Given problem: Where a line contains the word "melhor", copy that line.

Material provided:
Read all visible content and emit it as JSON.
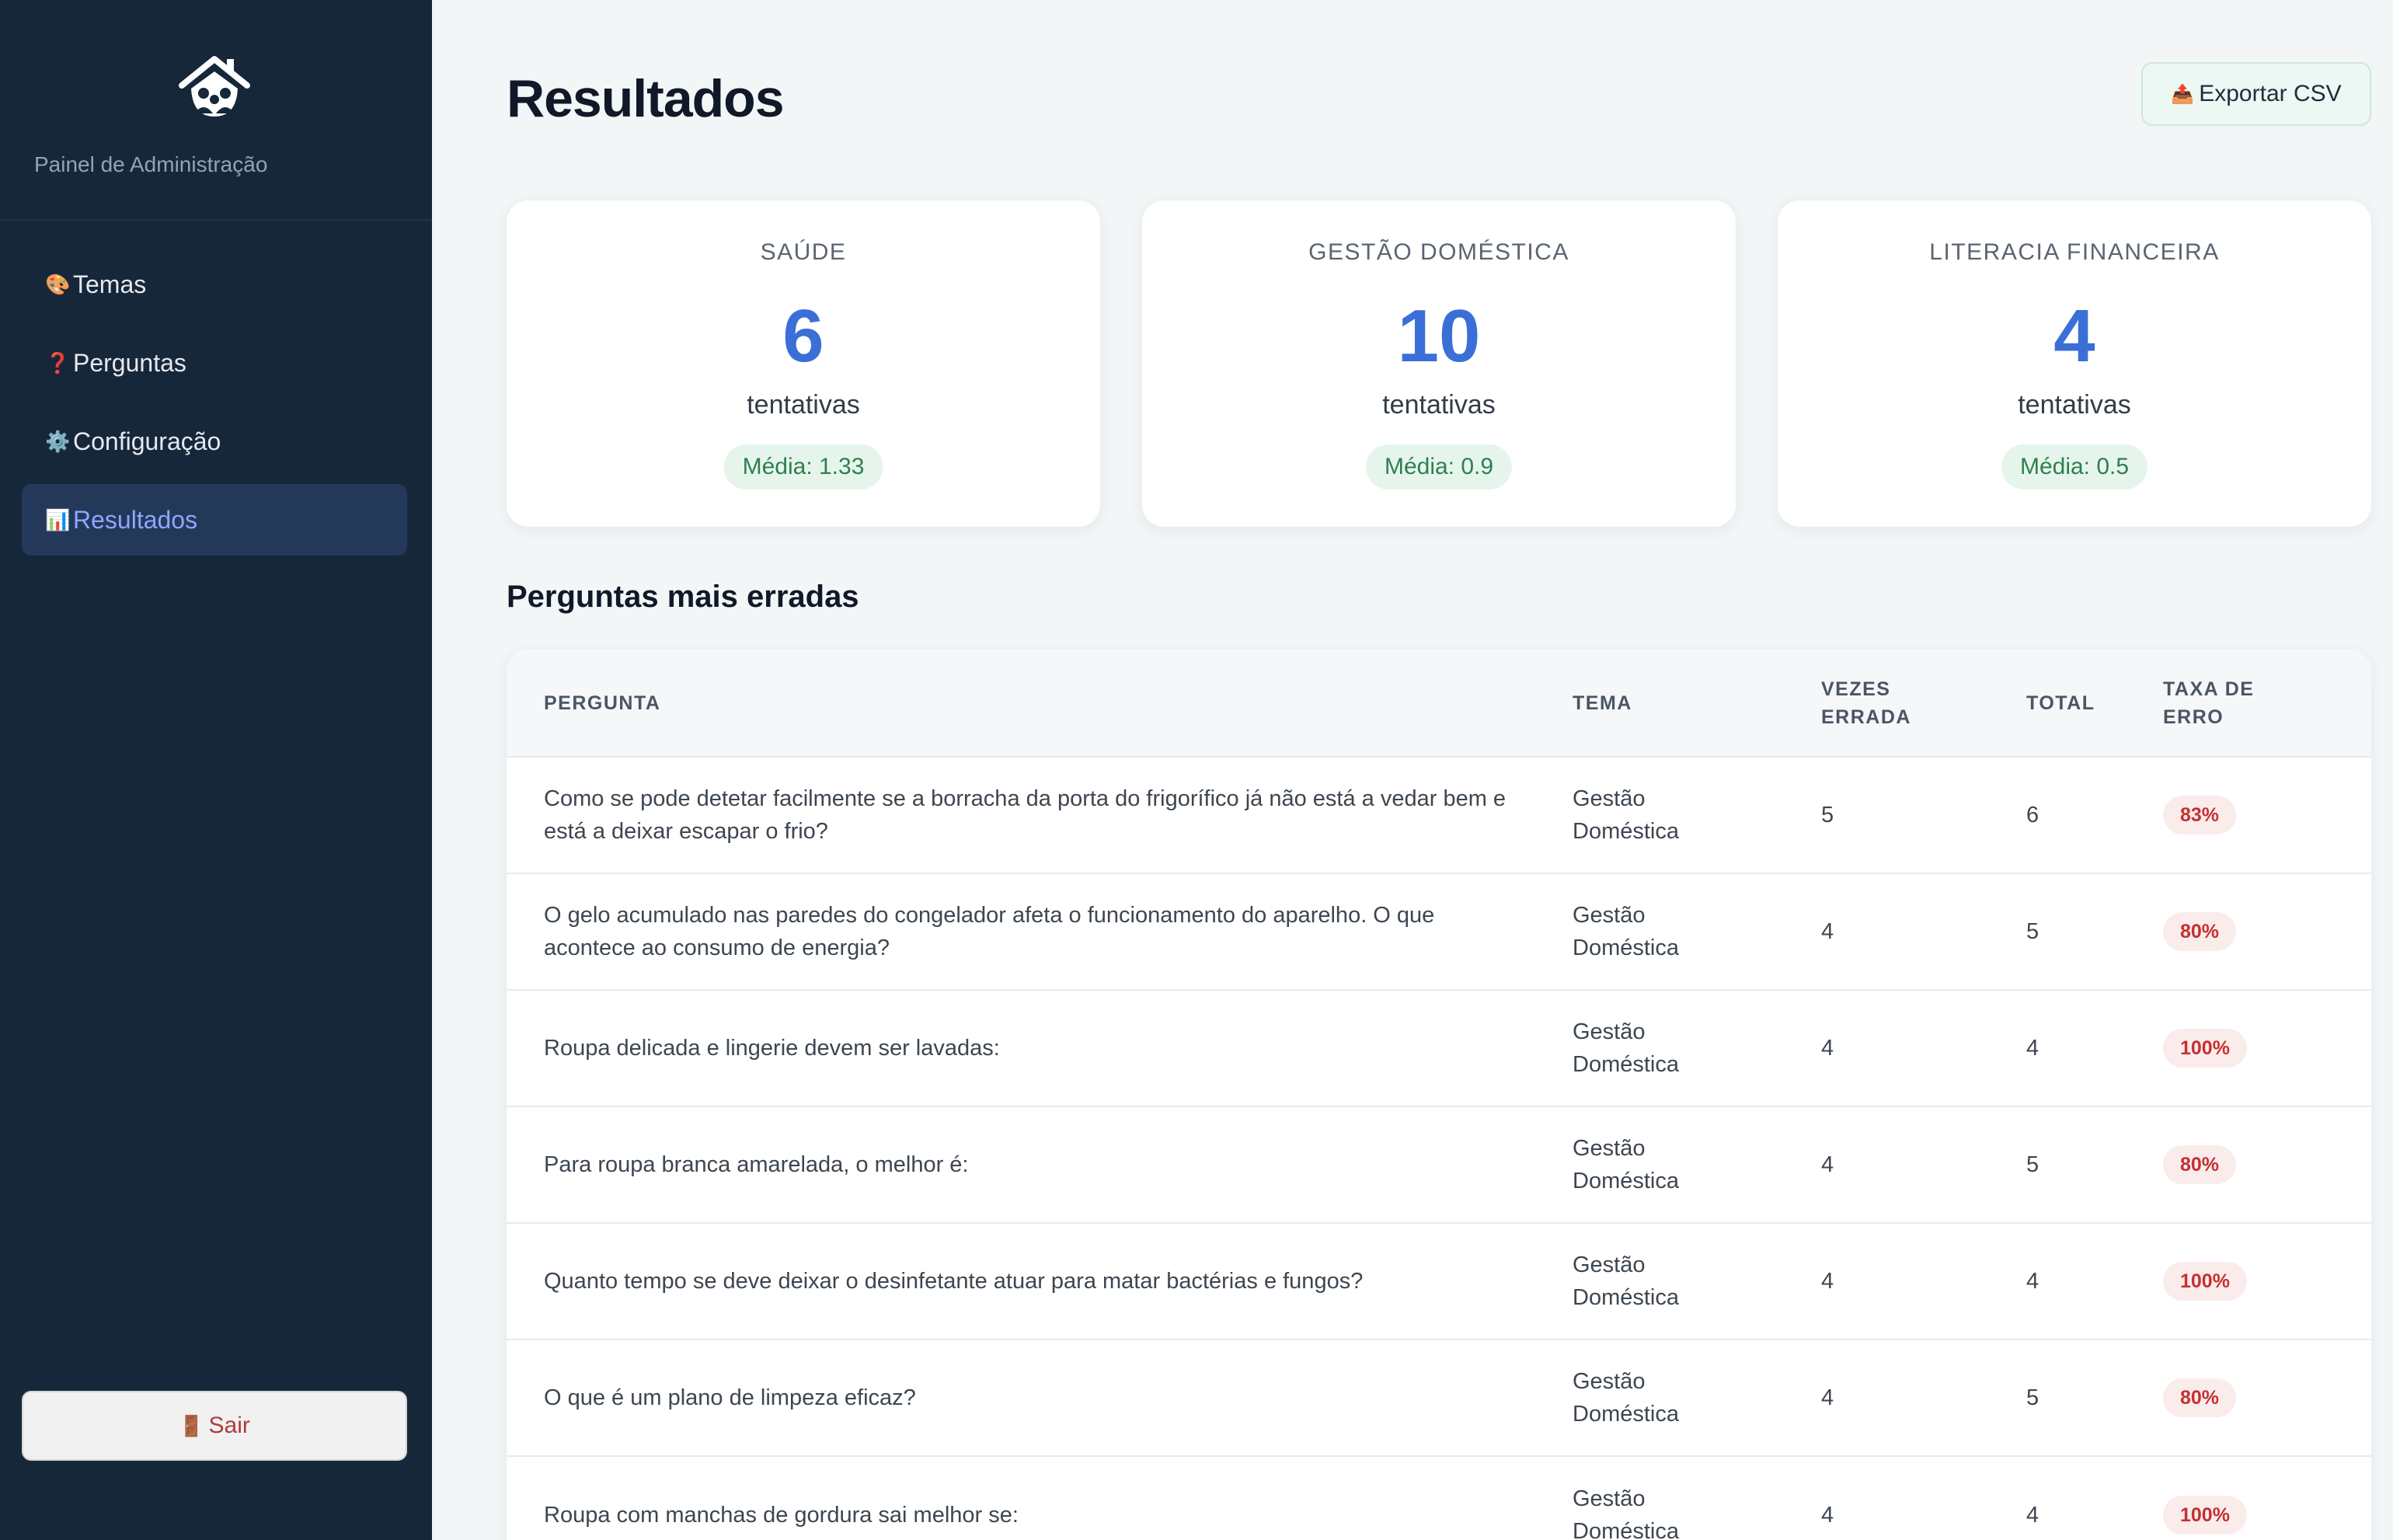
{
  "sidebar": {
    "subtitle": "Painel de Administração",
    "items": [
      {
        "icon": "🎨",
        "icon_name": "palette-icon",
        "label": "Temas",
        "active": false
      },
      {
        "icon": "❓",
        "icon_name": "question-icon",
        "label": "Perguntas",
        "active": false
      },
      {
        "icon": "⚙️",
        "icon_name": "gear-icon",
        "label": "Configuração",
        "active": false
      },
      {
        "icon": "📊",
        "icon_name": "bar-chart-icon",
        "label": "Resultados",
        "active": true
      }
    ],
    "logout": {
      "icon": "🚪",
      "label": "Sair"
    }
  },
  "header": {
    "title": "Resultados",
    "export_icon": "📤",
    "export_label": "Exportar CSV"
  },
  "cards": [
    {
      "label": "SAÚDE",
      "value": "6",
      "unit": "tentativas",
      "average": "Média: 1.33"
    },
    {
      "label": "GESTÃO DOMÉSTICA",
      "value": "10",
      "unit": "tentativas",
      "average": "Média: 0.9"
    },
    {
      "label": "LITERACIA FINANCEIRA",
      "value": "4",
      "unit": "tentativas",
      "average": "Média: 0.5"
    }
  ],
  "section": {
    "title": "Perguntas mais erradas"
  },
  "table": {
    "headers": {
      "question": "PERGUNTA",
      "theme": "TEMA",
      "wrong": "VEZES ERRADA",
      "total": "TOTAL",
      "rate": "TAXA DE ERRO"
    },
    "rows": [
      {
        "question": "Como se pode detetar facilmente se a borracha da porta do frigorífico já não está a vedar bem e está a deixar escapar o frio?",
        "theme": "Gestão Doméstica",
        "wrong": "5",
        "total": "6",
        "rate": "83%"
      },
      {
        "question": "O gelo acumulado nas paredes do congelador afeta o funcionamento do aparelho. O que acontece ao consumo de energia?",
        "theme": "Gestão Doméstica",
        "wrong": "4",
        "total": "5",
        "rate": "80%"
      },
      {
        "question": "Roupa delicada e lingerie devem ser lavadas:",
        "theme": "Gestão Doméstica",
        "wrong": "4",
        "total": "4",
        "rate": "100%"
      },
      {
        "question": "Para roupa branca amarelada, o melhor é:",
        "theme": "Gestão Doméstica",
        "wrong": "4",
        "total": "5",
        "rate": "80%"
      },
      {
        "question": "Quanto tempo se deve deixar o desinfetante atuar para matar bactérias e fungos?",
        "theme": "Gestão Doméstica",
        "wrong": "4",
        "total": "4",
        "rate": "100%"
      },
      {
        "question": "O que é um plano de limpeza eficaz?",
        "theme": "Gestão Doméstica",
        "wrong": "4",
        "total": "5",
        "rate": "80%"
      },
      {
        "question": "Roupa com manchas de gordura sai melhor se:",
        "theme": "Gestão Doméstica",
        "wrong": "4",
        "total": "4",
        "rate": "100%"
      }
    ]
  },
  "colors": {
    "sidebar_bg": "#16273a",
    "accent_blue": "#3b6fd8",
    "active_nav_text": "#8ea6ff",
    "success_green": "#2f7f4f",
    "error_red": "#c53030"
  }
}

Expected answer:
        "question": "Para roupa branca amarelada, o melhor é:",
        "question": "Roupa com manchas de gordura sai melhor se:",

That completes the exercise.